Leaving out all pictures, retype the records exactly.

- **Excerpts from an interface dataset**
┌────────

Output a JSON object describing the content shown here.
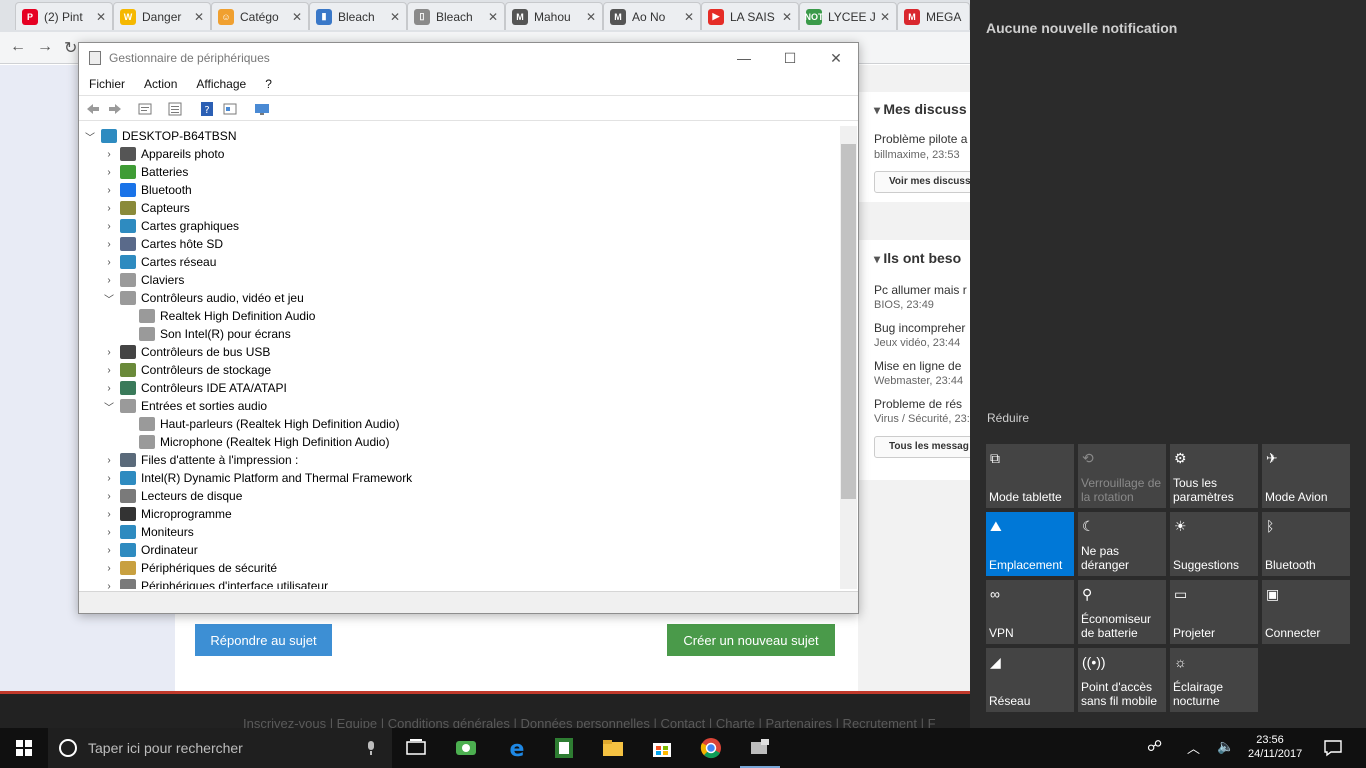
{
  "browser": {
    "tabs": [
      {
        "title": "(2) Pint",
        "favicon_color": "#e60023",
        "glyph": "P"
      },
      {
        "title": "Danger",
        "favicon_color": "#f5b800",
        "glyph": "W"
      },
      {
        "title": "Catégo",
        "favicon_color": "#f0a030",
        "glyph": "☺"
      },
      {
        "title": "Bleach",
        "favicon_color": "#3a78c8",
        "glyph": "▮"
      },
      {
        "title": "Bleach",
        "favicon_color": "#8a8a8a",
        "glyph": "▯"
      },
      {
        "title": "Mahou",
        "favicon_color": "#555555",
        "glyph": "M"
      },
      {
        "title": "Ao No",
        "favicon_color": "#555555",
        "glyph": "M"
      },
      {
        "title": "LA SAIS",
        "favicon_color": "#e52d27",
        "glyph": "▶"
      },
      {
        "title": "LYCEE J",
        "favicon_color": "#3a9a4a",
        "glyph": "NOT"
      },
      {
        "title": "MEGA",
        "favicon_color": "#d9272e",
        "glyph": "M"
      }
    ]
  },
  "webpage": {
    "discussions_title": "Mes discuss",
    "discussion_item": "Problème pilote a",
    "discussion_meta": "billmaxime, 23:53",
    "see_discussions": "Voir mes discuss",
    "need_title": "Ils ont beso",
    "need_items": [
      {
        "title": "Pc allumer mais r",
        "meta": "BIOS, 23:49"
      },
      {
        "title": "Bug incompreher",
        "meta": "Jeux vidéo, 23:44"
      },
      {
        "title": "Mise en ligne de",
        "meta": "Webmaster, 23:44"
      },
      {
        "title": "Probleme de rés",
        "meta": "Virus / Sécurité, 23:4"
      }
    ],
    "all_messages": "Tous les messag",
    "reply_button": "Répondre au sujet",
    "new_topic_button": "Créer un nouveau sujet",
    "footer_links": "Inscrivez-vous | Equipe | Conditions générales | Données personnelles | Contact | Charte | Partenaires | Recrutement | F"
  },
  "device_manager": {
    "title": "Gestionnaire de périphériques",
    "menus": [
      "Fichier",
      "Action",
      "Affichage",
      "?"
    ],
    "root": "DESKTOP-B64TBSN",
    "items": [
      {
        "label": "Appareils photo",
        "level": 1,
        "state": "collapsed",
        "color": "#555555"
      },
      {
        "label": "Batteries",
        "level": 1,
        "state": "collapsed",
        "color": "#3f9c35"
      },
      {
        "label": "Bluetooth",
        "level": 1,
        "state": "collapsed",
        "color": "#1a73e8"
      },
      {
        "label": "Capteurs",
        "level": 1,
        "state": "collapsed",
        "color": "#8a8a3a"
      },
      {
        "label": "Cartes graphiques",
        "level": 1,
        "state": "collapsed",
        "color": "#2e8bc0"
      },
      {
        "label": "Cartes hôte SD",
        "level": 1,
        "state": "collapsed",
        "color": "#5a6a8a"
      },
      {
        "label": "Cartes réseau",
        "level": 1,
        "state": "collapsed",
        "color": "#2e8bc0"
      },
      {
        "label": "Claviers",
        "level": 1,
        "state": "collapsed",
        "color": "#9a9a9a"
      },
      {
        "label": "Contrôleurs audio, vidéo et jeu",
        "level": 1,
        "state": "expanded",
        "color": "#9a9a9a"
      },
      {
        "label": "Realtek High Definition Audio",
        "level": 2,
        "state": "leaf",
        "color": "#9a9a9a"
      },
      {
        "label": "Son Intel(R) pour écrans",
        "level": 2,
        "state": "leaf",
        "color": "#9a9a9a"
      },
      {
        "label": "Contrôleurs de bus USB",
        "level": 1,
        "state": "collapsed",
        "color": "#444444"
      },
      {
        "label": "Contrôleurs de stockage",
        "level": 1,
        "state": "collapsed",
        "color": "#6a8a3a"
      },
      {
        "label": "Contrôleurs IDE ATA/ATAPI",
        "level": 1,
        "state": "collapsed",
        "color": "#3a7a5a"
      },
      {
        "label": "Entrées et sorties audio",
        "level": 1,
        "state": "expanded",
        "color": "#9a9a9a"
      },
      {
        "label": "Haut-parleurs (Realtek High Definition Audio)",
        "level": 2,
        "state": "leaf",
        "color": "#9a9a9a"
      },
      {
        "label": "Microphone (Realtek High Definition Audio)",
        "level": 2,
        "state": "leaf",
        "color": "#9a9a9a"
      },
      {
        "label": "Files d'attente à l'impression :",
        "level": 1,
        "state": "collapsed",
        "color": "#5a6a7a"
      },
      {
        "label": "Intel(R) Dynamic Platform and Thermal Framework",
        "level": 1,
        "state": "collapsed",
        "color": "#2e8bc0"
      },
      {
        "label": "Lecteurs de disque",
        "level": 1,
        "state": "collapsed",
        "color": "#7a7a7a"
      },
      {
        "label": "Microprogramme",
        "level": 1,
        "state": "collapsed",
        "color": "#333333"
      },
      {
        "label": "Moniteurs",
        "level": 1,
        "state": "collapsed",
        "color": "#2e8bc0"
      },
      {
        "label": "Ordinateur",
        "level": 1,
        "state": "collapsed",
        "color": "#2e8bc0"
      },
      {
        "label": "Périphériques de sécurité",
        "level": 1,
        "state": "collapsed",
        "color": "#c8a040"
      },
      {
        "label": "Périphériques d'interface utilisateur",
        "level": 1,
        "state": "collapsed",
        "color": "#7a7a7a"
      }
    ]
  },
  "action_center": {
    "no_notification": "Aucune nouvelle notification",
    "reduce": "Réduire",
    "tiles": [
      {
        "label": "Mode tablette",
        "icon": "⧉",
        "state": "off"
      },
      {
        "label": "Verrouillage de la rotation",
        "icon": "⟲",
        "state": "disabled"
      },
      {
        "label": "Tous les paramètres",
        "icon": "⚙",
        "state": "off"
      },
      {
        "label": "Mode Avion",
        "icon": "✈",
        "state": "off"
      },
      {
        "label": "Emplacement",
        "icon": "⛰",
        "state": "on"
      },
      {
        "label": "Ne pas déranger",
        "icon": "☾",
        "state": "off"
      },
      {
        "label": "Suggestions",
        "icon": "☀",
        "state": "off"
      },
      {
        "label": "Bluetooth",
        "icon": "ᛒ",
        "state": "off"
      },
      {
        "label": "VPN",
        "icon": "∞",
        "state": "off"
      },
      {
        "label": "Économiseur de batterie",
        "icon": "⚲",
        "state": "off"
      },
      {
        "label": "Projeter",
        "icon": "▭",
        "state": "off"
      },
      {
        "label": "Connecter",
        "icon": "▣",
        "state": "off"
      },
      {
        "label": "Réseau",
        "icon": "◢",
        "state": "off"
      },
      {
        "label": "Point d'accès sans fil mobile",
        "icon": "((•))",
        "state": "off"
      },
      {
        "label": "Éclairage nocturne",
        "icon": "☼",
        "state": "off"
      }
    ]
  },
  "taskbar": {
    "search_placeholder": "Taper ici pour rechercher",
    "time": "23:56",
    "date": "24/11/2017"
  }
}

└────────

- **EXPECTED ANSWER**
Output a JSON object describing the content shown here.
{
  "browser": {
    "tabs": [
      {
        "title": "(2) Pint",
        "favicon_color": "#e60023",
        "glyph": "P"
      },
      {
        "title": "Danger",
        "favicon_color": "#f5b800",
        "glyph": "W"
      },
      {
        "title": "Catégo",
        "favicon_color": "#f0a030",
        "glyph": "☺"
      },
      {
        "title": "Bleach",
        "favicon_color": "#3a78c8",
        "glyph": "▮"
      },
      {
        "title": "Bleach",
        "favicon_color": "#8a8a8a",
        "glyph": "▯"
      },
      {
        "title": "Mahou",
        "favicon_color": "#555555",
        "glyph": "M"
      },
      {
        "title": "Ao No",
        "favicon_color": "#555555",
        "glyph": "M"
      },
      {
        "title": "LA SAIS",
        "favicon_color": "#e52d27",
        "glyph": "▶"
      },
      {
        "title": "LYCEE J",
        "favicon_color": "#3a9a4a",
        "glyph": "NOT"
      },
      {
        "title": "MEGA",
        "favicon_color": "#d9272e",
        "glyph": "M"
      }
    ]
  },
  "webpage": {
    "discussions_title": "Mes discuss",
    "discussion_item": "Problème pilote a",
    "discussion_meta": "billmaxime, 23:53",
    "see_discussions": "Voir mes discuss",
    "need_title": "Ils ont beso",
    "need_items": [
      {
        "title": "Pc allumer mais r",
        "meta": "BIOS, 23:49"
      },
      {
        "title": "Bug incompreher",
        "meta": "Jeux vidéo, 23:44"
      },
      {
        "title": "Mise en ligne de",
        "meta": "Webmaster, 23:44"
      },
      {
        "title": "Probleme de rés",
        "meta": "Virus / Sécurité, 23:4"
      }
    ],
    "all_messages": "Tous les messag",
    "reply_button": "Répondre au sujet",
    "new_topic_button": "Créer un nouveau sujet",
    "footer_links": "Inscrivez-vous | Equipe | Conditions générales | Données personnelles | Contact | Charte | Partenaires | Recrutement | F"
  },
  "device_manager": {
    "title": "Gestionnaire de périphériques",
    "menus": [
      "Fichier",
      "Action",
      "Affichage",
      "?"
    ],
    "root": "DESKTOP-B64TBSN",
    "items": [
      {
        "label": "Appareils photo",
        "level": 1,
        "state": "collapsed",
        "color": "#555555"
      },
      {
        "label": "Batteries",
        "level": 1,
        "state": "collapsed",
        "color": "#3f9c35"
      },
      {
        "label": "Bluetooth",
        "level": 1,
        "state": "collapsed",
        "color": "#1a73e8"
      },
      {
        "label": "Capteurs",
        "level": 1,
        "state": "collapsed",
        "color": "#8a8a3a"
      },
      {
        "label": "Cartes graphiques",
        "level": 1,
        "state": "collapsed",
        "color": "#2e8bc0"
      },
      {
        "label": "Cartes hôte SD",
        "level": 1,
        "state": "collapsed",
        "color": "#5a6a8a"
      },
      {
        "label": "Cartes réseau",
        "level": 1,
        "state": "collapsed",
        "color": "#2e8bc0"
      },
      {
        "label": "Claviers",
        "level": 1,
        "state": "collapsed",
        "color": "#9a9a9a"
      },
      {
        "label": "Contrôleurs audio, vidéo et jeu",
        "level": 1,
        "state": "expanded",
        "color": "#9a9a9a"
      },
      {
        "label": "Realtek High Definition Audio",
        "level": 2,
        "state": "leaf",
        "color": "#9a9a9a"
      },
      {
        "label": "Son Intel(R) pour écrans",
        "level": 2,
        "state": "leaf",
        "color": "#9a9a9a"
      },
      {
        "label": "Contrôleurs de bus USB",
        "level": 1,
        "state": "collapsed",
        "color": "#444444"
      },
      {
        "label": "Contrôleurs de stockage",
        "level": 1,
        "state": "collapsed",
        "color": "#6a8a3a"
      },
      {
        "label": "Contrôleurs IDE ATA/ATAPI",
        "level": 1,
        "state": "collapsed",
        "color": "#3a7a5a"
      },
      {
        "label": "Entrées et sorties audio",
        "level": 1,
        "state": "expanded",
        "color": "#9a9a9a"
      },
      {
        "label": "Haut-parleurs (Realtek High Definition Audio)",
        "level": 2,
        "state": "leaf",
        "color": "#9a9a9a"
      },
      {
        "label": "Microphone (Realtek High Definition Audio)",
        "level": 2,
        "state": "leaf",
        "color": "#9a9a9a"
      },
      {
        "label": "Files d'attente à l'impression :",
        "level": 1,
        "state": "collapsed",
        "color": "#5a6a7a"
      },
      {
        "label": "Intel(R) Dynamic Platform and Thermal Framework",
        "level": 1,
        "state": "collapsed",
        "color": "#2e8bc0"
      },
      {
        "label": "Lecteurs de disque",
        "level": 1,
        "state": "collapsed",
        "color": "#7a7a7a"
      },
      {
        "label": "Microprogramme",
        "level": 1,
        "state": "collapsed",
        "color": "#333333"
      },
      {
        "label": "Moniteurs",
        "level": 1,
        "state": "collapsed",
        "color": "#2e8bc0"
      },
      {
        "label": "Ordinateur",
        "level": 1,
        "state": "collapsed",
        "color": "#2e8bc0"
      },
      {
        "label": "Périphériques de sécurité",
        "level": 1,
        "state": "collapsed",
        "color": "#c8a040"
      },
      {
        "label": "Périphériques d'interface utilisateur",
        "level": 1,
        "state": "collapsed",
        "color": "#7a7a7a"
      }
    ]
  },
  "action_center": {
    "no_notification": "Aucune nouvelle notification",
    "reduce": "Réduire",
    "tiles": [
      {
        "label": "Mode tablette",
        "icon": "⧉",
        "state": "off"
      },
      {
        "label": "Verrouillage de la rotation",
        "icon": "⟲",
        "state": "disabled"
      },
      {
        "label": "Tous les paramètres",
        "icon": "⚙",
        "state": "off"
      },
      {
        "label": "Mode Avion",
        "icon": "✈",
        "state": "off"
      },
      {
        "label": "Emplacement",
        "icon": "⛰",
        "state": "on"
      },
      {
        "label": "Ne pas déranger",
        "icon": "☾",
        "state": "off"
      },
      {
        "label": "Suggestions",
        "icon": "☀",
        "state": "off"
      },
      {
        "label": "Bluetooth",
        "icon": "ᛒ",
        "state": "off"
      },
      {
        "label": "VPN",
        "icon": "∞",
        "state": "off"
      },
      {
        "label": "Économiseur de batterie",
        "icon": "⚲",
        "state": "off"
      },
      {
        "label": "Projeter",
        "icon": "▭",
        "state": "off"
      },
      {
        "label": "Connecter",
        "icon": "▣",
        "state": "off"
      },
      {
        "label": "Réseau",
        "icon": "◢",
        "state": "off"
      },
      {
        "label": "Point d'accès sans fil mobile",
        "icon": "((•))",
        "state": "off"
      },
      {
        "label": "Éclairage nocturne",
        "icon": "☼",
        "state": "off"
      }
    ]
  },
  "taskbar": {
    "search_placeholder": "Taper ici pour rechercher",
    "time": "23:56",
    "date": "24/11/2017"
  }
}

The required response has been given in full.